▶

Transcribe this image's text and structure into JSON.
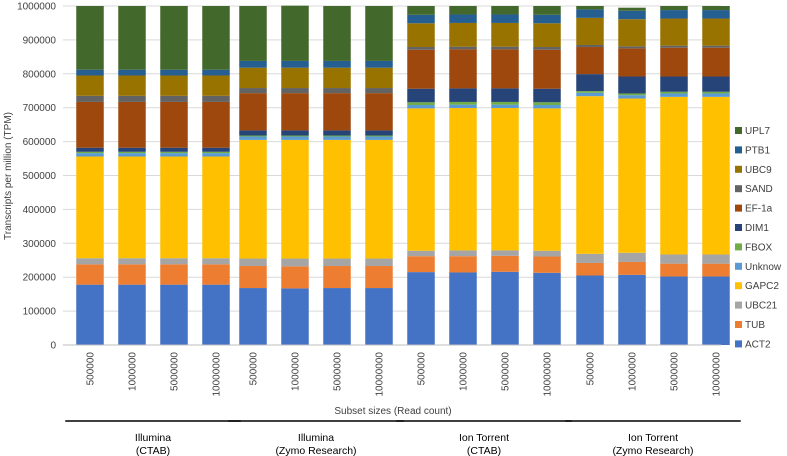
{
  "chart_data": {
    "type": "stacked-bar",
    "title": "",
    "xlabel": "Subset sizes (Read count)",
    "ylabel": "Transcripts per million (TPM)",
    "ylim": [
      0,
      1000000
    ],
    "yticks": [
      0,
      100000,
      200000,
      300000,
      400000,
      500000,
      600000,
      700000,
      800000,
      900000,
      1000000
    ],
    "grid": true,
    "legend_position": "right",
    "categories": [
      "500000",
      "1000000",
      "5000000",
      "10000000",
      "500000",
      "1000000",
      "5000000",
      "10000000",
      "500000",
      "1000000",
      "5000000",
      "10000000",
      "500000",
      "1000000",
      "5000000",
      "10000000"
    ],
    "groups": [
      {
        "line1": "Illumina",
        "line2": "(CTAB)"
      },
      {
        "line1": "Illumina",
        "line2": "(Zymo Research)"
      },
      {
        "line1": "Ion Torrent",
        "line2": "(CTAB)"
      },
      {
        "line1": "Ion Torrent",
        "line2": "(Zymo Research)"
      }
    ],
    "series": [
      {
        "name": "ACT2",
        "color": "#4472C4",
        "values": [
          178000,
          178000,
          178000,
          178000,
          168000,
          167000,
          168000,
          168000,
          215000,
          214000,
          216000,
          213000,
          205000,
          207000,
          202000,
          202000
        ]
      },
      {
        "name": "TUB",
        "color": "#ED7D31",
        "values": [
          60000,
          60000,
          60000,
          60000,
          65000,
          65000,
          65000,
          65000,
          47000,
          48000,
          47000,
          48000,
          37000,
          38000,
          38000,
          38000
        ]
      },
      {
        "name": "UBC21",
        "color": "#A5A5A5",
        "values": [
          18000,
          18000,
          18000,
          18000,
          22000,
          23000,
          22000,
          22000,
          16000,
          17000,
          16000,
          17000,
          27000,
          27000,
          27000,
          27000
        ]
      },
      {
        "name": "GAPC2",
        "color": "#FFC000",
        "values": [
          300000,
          300000,
          300000,
          300000,
          350000,
          350000,
          350000,
          350000,
          420000,
          420000,
          420000,
          420000,
          465000,
          455000,
          465000,
          465000
        ]
      },
      {
        "name": "Unknow",
        "color": "#5B9BD5",
        "values": [
          10000,
          10000,
          10000,
          10000,
          10000,
          10000,
          10000,
          10000,
          10000,
          10000,
          10000,
          10000,
          10000,
          10000,
          10000,
          10000
        ]
      },
      {
        "name": "FBOX",
        "color": "#70AD47",
        "values": [
          4000,
          4000,
          4000,
          4000,
          3000,
          3000,
          3000,
          3000,
          8000,
          8000,
          8000,
          8000,
          5000,
          5000,
          5000,
          5000
        ]
      },
      {
        "name": "DIM1",
        "color": "#264478",
        "values": [
          12000,
          12000,
          12000,
          12000,
          15000,
          15000,
          15000,
          15000,
          40000,
          40000,
          40000,
          40000,
          50000,
          50000,
          45000,
          45000
        ]
      },
      {
        "name": "EF-1a",
        "color": "#9E480E",
        "values": [
          135000,
          135000,
          135000,
          135000,
          110000,
          110000,
          110000,
          110000,
          115000,
          115000,
          115000,
          115000,
          80000,
          83000,
          85000,
          85000
        ]
      },
      {
        "name": "SAND",
        "color": "#636363",
        "values": [
          18000,
          18000,
          18000,
          18000,
          15000,
          15000,
          15000,
          15000,
          8000,
          8000,
          8000,
          8000,
          6000,
          6000,
          6000,
          6000
        ]
      },
      {
        "name": "UBC9",
        "color": "#997300",
        "values": [
          60000,
          60000,
          60000,
          60000,
          60000,
          60000,
          60000,
          60000,
          70000,
          70000,
          70000,
          70000,
          80000,
          80000,
          80000,
          80000
        ]
      },
      {
        "name": "PTB1",
        "color": "#255E91",
        "values": [
          17000,
          17000,
          17000,
          17000,
          20000,
          20000,
          20000,
          20000,
          25000,
          25000,
          25000,
          25000,
          25000,
          25000,
          25000,
          25000
        ]
      },
      {
        "name": "UPL7",
        "color": "#43682B",
        "values": [
          188000,
          188000,
          188000,
          188000,
          162000,
          163000,
          162000,
          162000,
          26000,
          25000,
          25000,
          26000,
          10000,
          9000,
          12000,
          12000
        ]
      }
    ]
  }
}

◀

WORK REQUIRED:
Look through the records and gather each line with the word "color".

EXERCISE OUTPUT:
        "color": "#4472C4",
        "color": "#ED7D31",
        "color": "#A5A5A5",
        "color": "#FFC000",
        "color": "#5B9BD5",
        "color": "#70AD47",
        "color": "#264478",
        "color": "#9E480E",
        "color": "#636363",
        "color": "#997300",
        "color": "#255E91",
        "color": "#43682B",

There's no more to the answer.